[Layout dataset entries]
_ _ _
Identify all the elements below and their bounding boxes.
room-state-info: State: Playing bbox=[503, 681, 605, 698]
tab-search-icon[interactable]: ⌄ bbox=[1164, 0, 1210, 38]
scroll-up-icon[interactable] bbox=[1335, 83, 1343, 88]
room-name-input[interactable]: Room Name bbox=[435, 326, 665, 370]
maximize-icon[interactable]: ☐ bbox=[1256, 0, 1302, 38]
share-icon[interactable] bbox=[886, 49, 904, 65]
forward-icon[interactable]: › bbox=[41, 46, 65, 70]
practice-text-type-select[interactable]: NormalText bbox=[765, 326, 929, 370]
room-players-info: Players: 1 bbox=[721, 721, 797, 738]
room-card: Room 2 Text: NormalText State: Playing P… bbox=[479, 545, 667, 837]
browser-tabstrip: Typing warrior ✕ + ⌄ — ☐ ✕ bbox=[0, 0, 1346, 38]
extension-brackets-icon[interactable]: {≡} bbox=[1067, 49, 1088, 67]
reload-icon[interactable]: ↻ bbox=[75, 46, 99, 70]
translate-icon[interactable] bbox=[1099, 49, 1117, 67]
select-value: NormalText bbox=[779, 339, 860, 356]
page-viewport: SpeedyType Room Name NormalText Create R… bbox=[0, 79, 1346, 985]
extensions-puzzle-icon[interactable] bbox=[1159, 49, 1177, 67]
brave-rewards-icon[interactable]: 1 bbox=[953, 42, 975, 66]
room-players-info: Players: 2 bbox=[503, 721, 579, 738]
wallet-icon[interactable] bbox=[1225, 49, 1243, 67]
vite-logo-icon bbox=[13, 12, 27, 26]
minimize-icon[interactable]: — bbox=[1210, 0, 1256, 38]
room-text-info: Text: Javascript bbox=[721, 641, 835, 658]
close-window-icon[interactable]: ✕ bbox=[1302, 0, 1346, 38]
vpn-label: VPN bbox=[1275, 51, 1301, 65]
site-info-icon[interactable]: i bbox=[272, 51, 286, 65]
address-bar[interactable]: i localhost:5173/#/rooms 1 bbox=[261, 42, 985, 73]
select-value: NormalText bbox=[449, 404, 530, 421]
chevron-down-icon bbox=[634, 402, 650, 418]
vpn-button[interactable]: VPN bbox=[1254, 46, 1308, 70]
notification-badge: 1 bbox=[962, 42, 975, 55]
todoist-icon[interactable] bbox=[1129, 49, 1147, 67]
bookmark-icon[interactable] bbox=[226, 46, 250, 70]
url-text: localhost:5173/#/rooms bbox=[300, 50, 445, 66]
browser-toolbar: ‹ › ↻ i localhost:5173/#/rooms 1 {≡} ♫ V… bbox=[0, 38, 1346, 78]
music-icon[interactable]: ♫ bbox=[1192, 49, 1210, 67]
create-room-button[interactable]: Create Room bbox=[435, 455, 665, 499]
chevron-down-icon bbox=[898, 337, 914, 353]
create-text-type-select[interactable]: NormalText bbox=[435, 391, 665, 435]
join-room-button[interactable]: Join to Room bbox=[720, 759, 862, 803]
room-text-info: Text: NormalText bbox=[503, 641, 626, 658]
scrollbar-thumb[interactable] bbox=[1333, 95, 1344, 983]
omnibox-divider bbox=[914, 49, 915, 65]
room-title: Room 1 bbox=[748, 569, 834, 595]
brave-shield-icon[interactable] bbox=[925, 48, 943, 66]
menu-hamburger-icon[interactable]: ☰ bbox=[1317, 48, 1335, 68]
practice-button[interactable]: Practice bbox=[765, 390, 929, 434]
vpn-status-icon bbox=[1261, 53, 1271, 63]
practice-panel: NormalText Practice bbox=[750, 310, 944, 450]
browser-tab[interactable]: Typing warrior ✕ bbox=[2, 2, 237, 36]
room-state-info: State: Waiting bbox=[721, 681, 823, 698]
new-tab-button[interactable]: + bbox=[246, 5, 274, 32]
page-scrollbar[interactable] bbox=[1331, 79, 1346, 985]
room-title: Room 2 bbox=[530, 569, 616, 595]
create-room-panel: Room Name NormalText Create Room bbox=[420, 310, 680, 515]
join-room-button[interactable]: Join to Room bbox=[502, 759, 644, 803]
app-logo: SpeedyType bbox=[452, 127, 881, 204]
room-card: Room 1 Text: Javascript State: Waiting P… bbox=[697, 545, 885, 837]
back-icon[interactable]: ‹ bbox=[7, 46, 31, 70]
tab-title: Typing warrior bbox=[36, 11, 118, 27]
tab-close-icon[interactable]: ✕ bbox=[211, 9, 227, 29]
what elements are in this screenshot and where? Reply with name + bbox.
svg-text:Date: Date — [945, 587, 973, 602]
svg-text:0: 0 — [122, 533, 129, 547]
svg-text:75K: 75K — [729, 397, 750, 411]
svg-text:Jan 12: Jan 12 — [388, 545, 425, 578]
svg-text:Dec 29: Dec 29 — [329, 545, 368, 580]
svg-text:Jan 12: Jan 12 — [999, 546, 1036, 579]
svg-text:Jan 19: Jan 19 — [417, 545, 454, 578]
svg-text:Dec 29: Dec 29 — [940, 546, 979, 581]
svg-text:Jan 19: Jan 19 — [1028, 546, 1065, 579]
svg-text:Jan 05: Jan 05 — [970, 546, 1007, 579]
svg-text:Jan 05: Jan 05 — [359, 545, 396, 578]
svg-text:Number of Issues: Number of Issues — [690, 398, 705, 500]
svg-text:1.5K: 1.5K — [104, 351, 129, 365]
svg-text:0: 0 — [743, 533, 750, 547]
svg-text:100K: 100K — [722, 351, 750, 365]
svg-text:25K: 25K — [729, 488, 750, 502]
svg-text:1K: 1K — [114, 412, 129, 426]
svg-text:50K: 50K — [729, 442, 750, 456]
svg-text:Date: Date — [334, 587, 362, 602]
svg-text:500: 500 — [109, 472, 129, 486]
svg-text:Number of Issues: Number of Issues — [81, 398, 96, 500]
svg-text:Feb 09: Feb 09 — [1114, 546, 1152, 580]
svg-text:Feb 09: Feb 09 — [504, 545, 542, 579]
_ _ _
Reproduce every item above word for word, keeping each line unchanged.

Full response —
Identify all the elements below and their bounding boxes.
room-state-info: State: Playing bbox=[503, 681, 605, 698]
tab-search-icon[interactable]: ⌄ bbox=[1164, 0, 1210, 38]
scroll-up-icon[interactable] bbox=[1335, 83, 1343, 88]
room-name-input[interactable]: Room Name bbox=[435, 326, 665, 370]
maximize-icon[interactable]: ☐ bbox=[1256, 0, 1302, 38]
share-icon[interactable] bbox=[886, 49, 904, 65]
forward-icon[interactable]: › bbox=[41, 46, 65, 70]
practice-text-type-select[interactable]: NormalText bbox=[765, 326, 929, 370]
room-players-info: Players: 1 bbox=[721, 721, 797, 738]
room-card: Room 2 Text: NormalText State: Playing P… bbox=[479, 545, 667, 837]
browser-tabstrip: Typing warrior ✕ + ⌄ — ☐ ✕ bbox=[0, 0, 1346, 38]
extension-brackets-icon[interactable]: {≡} bbox=[1067, 49, 1088, 67]
reload-icon[interactable]: ↻ bbox=[75, 46, 99, 70]
translate-icon[interactable] bbox=[1099, 49, 1117, 67]
select-value: NormalText bbox=[779, 339, 860, 356]
page-viewport: SpeedyType Room Name NormalText Create R… bbox=[0, 79, 1346, 985]
extensions-puzzle-icon[interactable] bbox=[1159, 49, 1177, 67]
brave-rewards-icon[interactable]: 1 bbox=[953, 42, 975, 66]
room-players-info: Players: 2 bbox=[503, 721, 579, 738]
wallet-icon[interactable] bbox=[1225, 49, 1243, 67]
vite-logo-icon bbox=[13, 12, 27, 26]
minimize-icon[interactable]: — bbox=[1210, 0, 1256, 38]
room-text-info: Text: Javascript bbox=[721, 641, 835, 658]
close-window-icon[interactable]: ✕ bbox=[1302, 0, 1346, 38]
vpn-label: VPN bbox=[1275, 51, 1301, 65]
site-info-icon[interactable]: i bbox=[272, 51, 286, 65]
address-bar[interactable]: i localhost:5173/#/rooms 1 bbox=[261, 42, 985, 73]
select-value: NormalText bbox=[449, 404, 530, 421]
chevron-down-icon bbox=[634, 402, 650, 418]
vpn-button[interactable]: VPN bbox=[1254, 46, 1308, 70]
notification-badge: 1 bbox=[962, 42, 975, 55]
todoist-icon[interactable] bbox=[1129, 49, 1147, 67]
bookmark-icon[interactable] bbox=[226, 46, 250, 70]
url-text: localhost:5173/#/rooms bbox=[300, 50, 445, 66]
browser-toolbar: ‹ › ↻ i localhost:5173/#/rooms 1 {≡} ♫ V… bbox=[0, 38, 1346, 78]
music-icon[interactable]: ♫ bbox=[1192, 49, 1210, 67]
create-room-button[interactable]: Create Room bbox=[435, 455, 665, 499]
chevron-down-icon bbox=[898, 337, 914, 353]
create-text-type-select[interactable]: NormalText bbox=[435, 391, 665, 435]
join-room-button[interactable]: Join to Room bbox=[720, 759, 862, 803]
room-text-info: Text: NormalText bbox=[503, 641, 626, 658]
scrollbar-thumb[interactable] bbox=[1333, 95, 1344, 983]
omnibox-divider bbox=[914, 49, 915, 65]
room-title: Room 1 bbox=[748, 569, 834, 595]
brave-shield-icon[interactable] bbox=[925, 48, 943, 66]
menu-hamburger-icon[interactable]: ☰ bbox=[1317, 48, 1335, 68]
practice-button[interactable]: Practice bbox=[765, 390, 929, 434]
vpn-status-icon bbox=[1261, 53, 1271, 63]
practice-panel: NormalText Practice bbox=[750, 310, 944, 450]
browser-tab[interactable]: Typing warrior ✕ bbox=[2, 2, 237, 36]
room-state-info: State: Waiting bbox=[721, 681, 823, 698]
new-tab-button[interactable]: + bbox=[246, 5, 274, 32]
page-scrollbar[interactable] bbox=[1331, 79, 1346, 985]
room-title: Room 2 bbox=[530, 569, 616, 595]
create-room-panel: Room Name NormalText Create Room bbox=[420, 310, 680, 515]
join-room-button[interactable]: Join to Room bbox=[502, 759, 644, 803]
app-logo: SpeedyType bbox=[452, 127, 881, 204]
room-card: Room 1 Text: Javascript State: Waiting P… bbox=[697, 545, 885, 837]
back-icon[interactable]: ‹ bbox=[7, 46, 31, 70]
tab-title: Typing warrior bbox=[36, 11, 118, 27]
tab-close-icon[interactable]: ✕ bbox=[211, 9, 227, 29]
what elements are in this screenshot and where? Reply with name + bbox.
svg-text:Date: Date — [945, 587, 973, 602]
svg-text:0: 0 — [122, 533, 129, 547]
svg-text:75K: 75K — [729, 397, 750, 411]
svg-text:Jan 12: Jan 12 — [388, 545, 425, 578]
svg-text:Dec 29: Dec 29 — [329, 545, 368, 580]
svg-text:Jan 12: Jan 12 — [999, 546, 1036, 579]
svg-text:Jan 19: Jan 19 — [417, 545, 454, 578]
svg-text:Dec 29: Dec 29 — [940, 546, 979, 581]
svg-text:Jan 19: Jan 19 — [1028, 546, 1065, 579]
svg-text:Jan 05: Jan 05 — [970, 546, 1007, 579]
svg-text:Jan 05: Jan 05 — [359, 545, 396, 578]
svg-text:Number of Issues: Number of Issues — [690, 398, 705, 500]
svg-text:1.5K: 1.5K — [104, 351, 129, 365]
svg-text:0: 0 — [743, 533, 750, 547]
svg-text:100K: 100K — [722, 351, 750, 365]
svg-text:25K: 25K — [729, 488, 750, 502]
svg-text:1K: 1K — [114, 412, 129, 426]
svg-text:50K: 50K — [729, 442, 750, 456]
svg-text:Date: Date — [334, 587, 362, 602]
svg-text:500: 500 — [109, 472, 129, 486]
svg-text:Number of Issues: Number of Issues — [81, 398, 96, 500]
svg-text:Feb 09: Feb 09 — [1114, 546, 1152, 580]
svg-text:Feb 09: Feb 09 — [504, 545, 542, 579]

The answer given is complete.